= Document =
Using the functions defined above, we can now implement our track selection criteria:

1. **Spatial proximity**: CS2 and IS2 ground tracks must be within 20 km of each other
2. **Temporal proximity**: Acquisition times must differ by 3 hours or less
3. **Intersection duration**: The intersection time must exceed 1 minute

In [5]:
def simple_time_difference(track1, track2):
    """
    Calculate a simplified time difference between two tracks
    using median times for efficiency
    """
    if not track1['time'] or not track2['time']:
        return 999999
    
    # Use median times for quick comparison
    t1 = track1['time'][len(track1['time']) // 2]
    t2 = track2['time'][len(track2['time']) // 2]
    
    return abs((t1 - t2).total_seconds()) / 3600  # in hours

def get_track_bounds(track):
    """
    Get the bounding box of a track for quick spatial filtering
    """
    min_lat = np.min(track['lat'])
    max_lat = np.max(track['lat'])
    min_lon = np.min(track['lon'])
    max_lon = np.max(track['lon'])

= Data lines =
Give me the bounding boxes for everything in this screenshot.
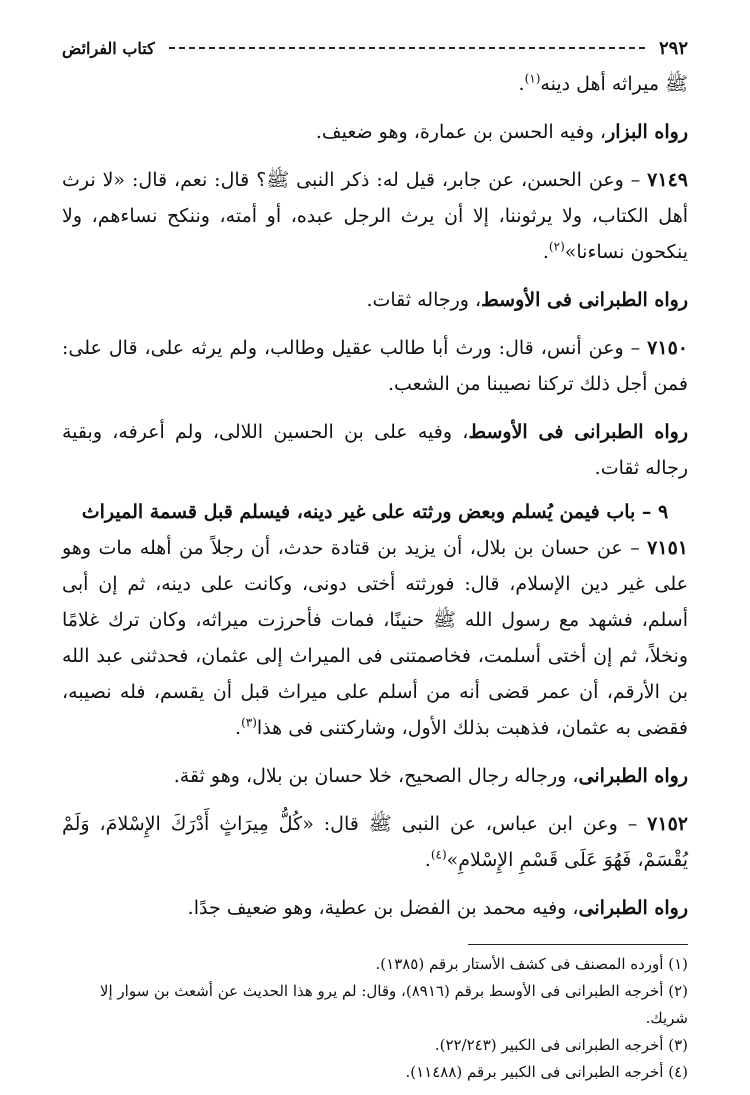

= What the task requires =
Print everything in the track selection excerpt from "if not track1['time']" down to "min_lat = np.min(track['lat'])".

= Exercise solution =
if not track1['time'] or not track2['time']:
        return 999999
    
    # Use median times for quick comparison
    t1 = track1['time'][len(track1['time']) // 2]
    t2 = track2['time'][len(track2['time']) // 2]
    
    return abs((t1 - t2).total_seconds()) / 3600  # in hours

def get_track_bounds(track):
    """
    Get the bounding box of a track for quick spatial filtering
    """
    min_lat = np.min(track['lat'])